**Written task:** Extract the full set of records that follows, word for word.

— start Material for this task —

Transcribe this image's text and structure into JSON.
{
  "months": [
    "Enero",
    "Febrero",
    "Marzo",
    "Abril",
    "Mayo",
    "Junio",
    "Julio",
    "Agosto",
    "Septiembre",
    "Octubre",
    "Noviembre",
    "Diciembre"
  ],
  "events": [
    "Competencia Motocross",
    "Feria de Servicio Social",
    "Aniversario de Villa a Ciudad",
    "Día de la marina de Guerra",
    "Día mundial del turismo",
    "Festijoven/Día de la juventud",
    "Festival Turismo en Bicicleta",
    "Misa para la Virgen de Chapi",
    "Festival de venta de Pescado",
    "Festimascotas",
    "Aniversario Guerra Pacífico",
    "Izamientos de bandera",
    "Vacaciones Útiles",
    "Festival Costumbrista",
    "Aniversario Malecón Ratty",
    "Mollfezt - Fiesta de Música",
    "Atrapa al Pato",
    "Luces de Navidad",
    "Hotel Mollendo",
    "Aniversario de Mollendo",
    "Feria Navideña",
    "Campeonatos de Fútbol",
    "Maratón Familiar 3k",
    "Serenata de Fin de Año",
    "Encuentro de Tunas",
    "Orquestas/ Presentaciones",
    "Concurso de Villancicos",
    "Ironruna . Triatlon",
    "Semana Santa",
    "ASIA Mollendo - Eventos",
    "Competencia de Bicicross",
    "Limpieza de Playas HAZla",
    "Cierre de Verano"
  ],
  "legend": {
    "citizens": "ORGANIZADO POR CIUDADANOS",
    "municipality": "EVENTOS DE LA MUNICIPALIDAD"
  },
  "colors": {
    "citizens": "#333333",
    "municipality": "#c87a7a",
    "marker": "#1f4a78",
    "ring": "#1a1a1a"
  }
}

— end Material for this task —

**Answer in full:**
Transcribe this image's text and structure into JSON.
{
  "months": [
    "Enero",
    "Febrero",
    "Marzo",
    "Abril",
    "Mayo",
    "Junio",
    "Julio",
    "Agosto",
    "Septiembre",
    "Octubre",
    "Noviembre",
    "Diciembre"
  ],
  "events": [
    "Competencia Motocross",
    "Feria de Servicio Social",
    "Aniversario de Villa a Ciudad",
    "Día de la marina de Guerra",
    "Día mundial del turismo",
    "Festijoven/Día de la juventud",
    "Festival Turismo en Bicicleta",
    "Misa para la Virgen de Chapi",
    "Festival de venta de Pescado",
    "Festimascotas",
    "Aniversario Guerra Pacífico",
    "Izamientos de bandera",
    "Vacaciones Útiles",
    "Festival Costumbrista",
    "Aniversario Malecón Ratty",
    "Mollfezt - Fiesta de Música",
    "Atrapa al Pato",
    "Luces de Navidad",
    "Hotel Mollendo",
    "Aniversario de Mollendo",
    "Feria Navideña",
    "Campeonatos de Fútbol",
    "Maratón Familiar 3k",
    "Serenata de Fin de Año",
    "Encuentro de Tunas",
    "Orquestas/ Presentaciones",
    "Concurso de Villancicos",
    "Ironruna . Triatlon",
    "Semana Santa",
    "ASIA Mollendo - Eventos",
    "Competencia de Bicicross",
    "Limpieza de Playas HAZla",
    "Cierre de Verano"
  ],
  "legend": {
    "citizens": "ORGANIZADO POR CIUDADANOS",
    "municipality": "EVENTOS DE LA MUNICIPALIDAD"
  },
  "colors": {
    "citizens": "#333333",
    "municipality": "#c87a7a",
    "marker": "#1f4a78",
    "ring": "#1a1a1a"
  }
}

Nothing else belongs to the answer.